_WHAT TO WORK ON:_
Retype all of the data exactly as given.

[Dataset entries]
╭──
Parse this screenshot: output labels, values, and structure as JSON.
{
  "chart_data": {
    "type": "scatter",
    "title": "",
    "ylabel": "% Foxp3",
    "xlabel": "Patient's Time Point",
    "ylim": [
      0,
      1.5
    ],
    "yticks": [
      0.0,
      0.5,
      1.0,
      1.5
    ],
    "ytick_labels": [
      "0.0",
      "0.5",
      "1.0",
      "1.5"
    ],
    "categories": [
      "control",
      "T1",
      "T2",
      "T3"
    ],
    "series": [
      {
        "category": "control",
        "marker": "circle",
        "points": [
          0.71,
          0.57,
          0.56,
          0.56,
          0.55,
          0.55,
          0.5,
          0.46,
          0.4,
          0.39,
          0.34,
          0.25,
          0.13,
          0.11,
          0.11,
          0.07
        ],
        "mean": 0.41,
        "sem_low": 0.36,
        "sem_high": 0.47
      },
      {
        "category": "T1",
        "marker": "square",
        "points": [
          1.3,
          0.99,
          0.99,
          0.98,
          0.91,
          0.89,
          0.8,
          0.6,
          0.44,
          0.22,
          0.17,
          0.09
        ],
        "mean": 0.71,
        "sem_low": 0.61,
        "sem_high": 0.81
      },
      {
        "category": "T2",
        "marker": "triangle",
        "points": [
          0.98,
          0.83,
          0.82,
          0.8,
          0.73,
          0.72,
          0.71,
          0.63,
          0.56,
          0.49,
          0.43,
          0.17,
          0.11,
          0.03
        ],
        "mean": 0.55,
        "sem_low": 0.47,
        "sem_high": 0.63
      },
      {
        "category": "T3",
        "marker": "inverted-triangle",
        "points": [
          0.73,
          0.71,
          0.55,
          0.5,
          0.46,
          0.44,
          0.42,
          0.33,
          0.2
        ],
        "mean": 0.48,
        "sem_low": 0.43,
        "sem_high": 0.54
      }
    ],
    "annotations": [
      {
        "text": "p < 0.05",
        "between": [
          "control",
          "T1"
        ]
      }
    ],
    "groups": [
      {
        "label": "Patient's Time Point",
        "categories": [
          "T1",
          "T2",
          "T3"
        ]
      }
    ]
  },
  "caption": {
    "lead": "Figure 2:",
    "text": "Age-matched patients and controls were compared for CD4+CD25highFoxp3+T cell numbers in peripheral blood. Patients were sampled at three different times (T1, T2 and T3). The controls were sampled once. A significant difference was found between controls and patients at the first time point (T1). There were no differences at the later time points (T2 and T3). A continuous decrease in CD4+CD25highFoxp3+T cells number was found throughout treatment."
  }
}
╰──
_ANSWER SECTION:_
Parse this screenshot: output labels, values, and structure as JSON.
{
  "chart_data": {
    "type": "scatter",
    "title": "",
    "ylabel": "% Foxp3",
    "xlabel": "Patient's Time Point",
    "ylim": [
      0,
      1.5
    ],
    "yticks": [
      0.0,
      0.5,
      1.0,
      1.5
    ],
    "ytick_labels": [
      "0.0",
      "0.5",
      "1.0",
      "1.5"
    ],
    "categories": [
      "control",
      "T1",
      "T2",
      "T3"
    ],
    "series": [
      {
        "category": "control",
        "marker": "circle",
        "points": [
          0.71,
          0.57,
          0.56,
          0.56,
          0.55,
          0.55,
          0.5,
          0.46,
          0.4,
          0.39,
          0.34,
          0.25,
          0.13,
          0.11,
          0.11,
          0.07
        ],
        "mean": 0.41,
        "sem_low": 0.36,
        "sem_high": 0.47
      },
      {
        "category": "T1",
        "marker": "square",
        "points": [
          1.3,
          0.99,
          0.99,
          0.98,
          0.91,
          0.89,
          0.8,
          0.6,
          0.44,
          0.22,
          0.17,
          0.09
        ],
        "mean": 0.71,
        "sem_low": 0.61,
        "sem_high": 0.81
      },
      {
        "category": "T2",
        "marker": "triangle",
        "points": [
          0.98,
          0.83,
          0.82,
          0.8,
          0.73,
          0.72,
          0.71,
          0.63,
          0.56,
          0.49,
          0.43,
          0.17,
          0.11,
          0.03
        ],
        "mean": 0.55,
        "sem_low": 0.47,
        "sem_high": 0.63
      },
      {
        "category": "T3",
        "marker": "inverted-triangle",
        "points": [
          0.73,
          0.71,
          0.55,
          0.5,
          0.46,
          0.44,
          0.42,
          0.33,
          0.2
        ],
        "mean": 0.48,
        "sem_low": 0.43,
        "sem_high": 0.54
      }
    ],
    "annotations": [
      {
        "text": "p < 0.05",
        "between": [
          "control",
          "T1"
        ]
      }
    ],
    "groups": [
      {
        "label": "Patient's Time Point",
        "categories": [
          "T1",
          "T2",
          "T3"
        ]
      }
    ]
  },
  "caption": {
    "lead": "Figure 2:",
    "text": "Age-matched patients and controls were compared for CD4+CD25highFoxp3+T cell numbers in peripheral blood. Patients were sampled at three different times (T1, T2 and T3). The controls were sampled once. A significant difference was found between controls and patients at the first time point (T1). There were no differences at the later time points (T2 and T3). A continuous decrease in CD4+CD25highFoxp3+T cells number was found throughout treatment."
  }
}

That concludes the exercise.